--- Start Data lines ---

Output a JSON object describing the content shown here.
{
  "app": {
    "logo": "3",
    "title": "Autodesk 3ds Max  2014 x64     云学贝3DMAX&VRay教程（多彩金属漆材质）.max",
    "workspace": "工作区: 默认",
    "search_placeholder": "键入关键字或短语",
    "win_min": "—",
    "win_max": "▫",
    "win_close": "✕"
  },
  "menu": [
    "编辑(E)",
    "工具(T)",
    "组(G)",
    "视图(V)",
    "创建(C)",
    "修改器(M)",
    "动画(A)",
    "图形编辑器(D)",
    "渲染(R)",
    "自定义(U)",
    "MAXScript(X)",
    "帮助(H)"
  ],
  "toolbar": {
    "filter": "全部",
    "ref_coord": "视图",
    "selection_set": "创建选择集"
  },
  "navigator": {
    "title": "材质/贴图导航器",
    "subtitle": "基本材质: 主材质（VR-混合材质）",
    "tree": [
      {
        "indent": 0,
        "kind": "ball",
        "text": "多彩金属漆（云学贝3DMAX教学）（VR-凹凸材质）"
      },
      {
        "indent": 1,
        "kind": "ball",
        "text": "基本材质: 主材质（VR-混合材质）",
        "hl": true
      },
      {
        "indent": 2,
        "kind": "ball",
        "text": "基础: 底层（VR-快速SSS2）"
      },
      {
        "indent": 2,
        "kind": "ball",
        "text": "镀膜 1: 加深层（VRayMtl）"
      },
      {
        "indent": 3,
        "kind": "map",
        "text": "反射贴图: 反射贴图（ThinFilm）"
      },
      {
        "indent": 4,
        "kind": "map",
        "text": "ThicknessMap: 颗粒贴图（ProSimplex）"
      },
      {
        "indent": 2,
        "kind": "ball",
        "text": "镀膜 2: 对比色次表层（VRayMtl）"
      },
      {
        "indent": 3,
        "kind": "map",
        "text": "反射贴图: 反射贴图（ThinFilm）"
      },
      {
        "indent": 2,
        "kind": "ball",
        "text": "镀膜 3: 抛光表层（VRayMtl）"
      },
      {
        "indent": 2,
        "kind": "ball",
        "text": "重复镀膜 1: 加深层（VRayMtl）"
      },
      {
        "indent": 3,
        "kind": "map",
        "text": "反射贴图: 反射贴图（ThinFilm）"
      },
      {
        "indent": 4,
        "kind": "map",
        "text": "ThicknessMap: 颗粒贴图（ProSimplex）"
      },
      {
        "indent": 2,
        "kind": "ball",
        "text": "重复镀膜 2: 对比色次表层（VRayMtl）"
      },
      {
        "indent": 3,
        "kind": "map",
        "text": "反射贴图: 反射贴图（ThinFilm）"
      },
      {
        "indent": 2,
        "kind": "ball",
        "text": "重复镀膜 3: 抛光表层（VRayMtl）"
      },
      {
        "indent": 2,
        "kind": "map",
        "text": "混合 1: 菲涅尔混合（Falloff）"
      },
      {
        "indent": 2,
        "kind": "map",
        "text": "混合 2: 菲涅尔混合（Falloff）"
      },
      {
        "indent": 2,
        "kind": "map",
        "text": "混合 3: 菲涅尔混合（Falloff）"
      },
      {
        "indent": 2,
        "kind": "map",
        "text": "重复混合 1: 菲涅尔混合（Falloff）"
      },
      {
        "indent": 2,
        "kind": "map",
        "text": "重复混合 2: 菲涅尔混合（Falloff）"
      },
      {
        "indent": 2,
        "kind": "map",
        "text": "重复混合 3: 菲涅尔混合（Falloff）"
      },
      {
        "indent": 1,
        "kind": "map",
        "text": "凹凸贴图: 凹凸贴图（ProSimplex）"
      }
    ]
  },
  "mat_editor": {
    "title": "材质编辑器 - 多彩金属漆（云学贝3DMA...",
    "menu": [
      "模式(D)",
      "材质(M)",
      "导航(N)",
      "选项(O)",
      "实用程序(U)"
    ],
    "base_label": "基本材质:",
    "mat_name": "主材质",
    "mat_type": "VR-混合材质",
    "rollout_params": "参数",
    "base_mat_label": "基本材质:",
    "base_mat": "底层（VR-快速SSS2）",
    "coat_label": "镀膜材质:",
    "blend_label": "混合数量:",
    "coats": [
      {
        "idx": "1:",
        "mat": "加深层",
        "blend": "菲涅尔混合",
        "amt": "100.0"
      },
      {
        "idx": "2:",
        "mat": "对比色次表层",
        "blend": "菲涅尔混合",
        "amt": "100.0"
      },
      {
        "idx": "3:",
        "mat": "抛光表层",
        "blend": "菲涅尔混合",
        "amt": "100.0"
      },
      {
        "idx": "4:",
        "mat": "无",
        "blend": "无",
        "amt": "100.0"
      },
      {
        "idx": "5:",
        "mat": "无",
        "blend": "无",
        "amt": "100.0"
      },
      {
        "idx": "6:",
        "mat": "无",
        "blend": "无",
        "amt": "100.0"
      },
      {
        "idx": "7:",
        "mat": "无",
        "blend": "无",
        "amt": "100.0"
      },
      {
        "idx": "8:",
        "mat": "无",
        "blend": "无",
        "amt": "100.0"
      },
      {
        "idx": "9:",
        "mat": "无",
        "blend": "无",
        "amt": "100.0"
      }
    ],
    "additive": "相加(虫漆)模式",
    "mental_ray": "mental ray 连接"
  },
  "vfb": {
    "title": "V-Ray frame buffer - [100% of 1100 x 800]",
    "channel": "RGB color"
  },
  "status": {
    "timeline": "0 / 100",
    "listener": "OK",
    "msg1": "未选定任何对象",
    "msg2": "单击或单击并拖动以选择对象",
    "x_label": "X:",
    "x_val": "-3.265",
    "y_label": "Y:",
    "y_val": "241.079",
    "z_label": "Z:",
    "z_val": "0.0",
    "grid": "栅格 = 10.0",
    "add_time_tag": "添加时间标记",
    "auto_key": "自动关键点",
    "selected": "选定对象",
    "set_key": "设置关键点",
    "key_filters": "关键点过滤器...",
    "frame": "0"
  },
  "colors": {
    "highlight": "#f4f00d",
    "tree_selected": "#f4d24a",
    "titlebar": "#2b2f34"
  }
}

--- End Data lines ---

__Exercise requirements__
Identify every line holding the word "混合材质" and copy it out.

__Final result__
    "subtitle": "基本材质: 主材质（VR-混合材质）",
        "text": "基本材质: 主材质（VR-混合材质）",
    "mat_type": "VR-混合材质",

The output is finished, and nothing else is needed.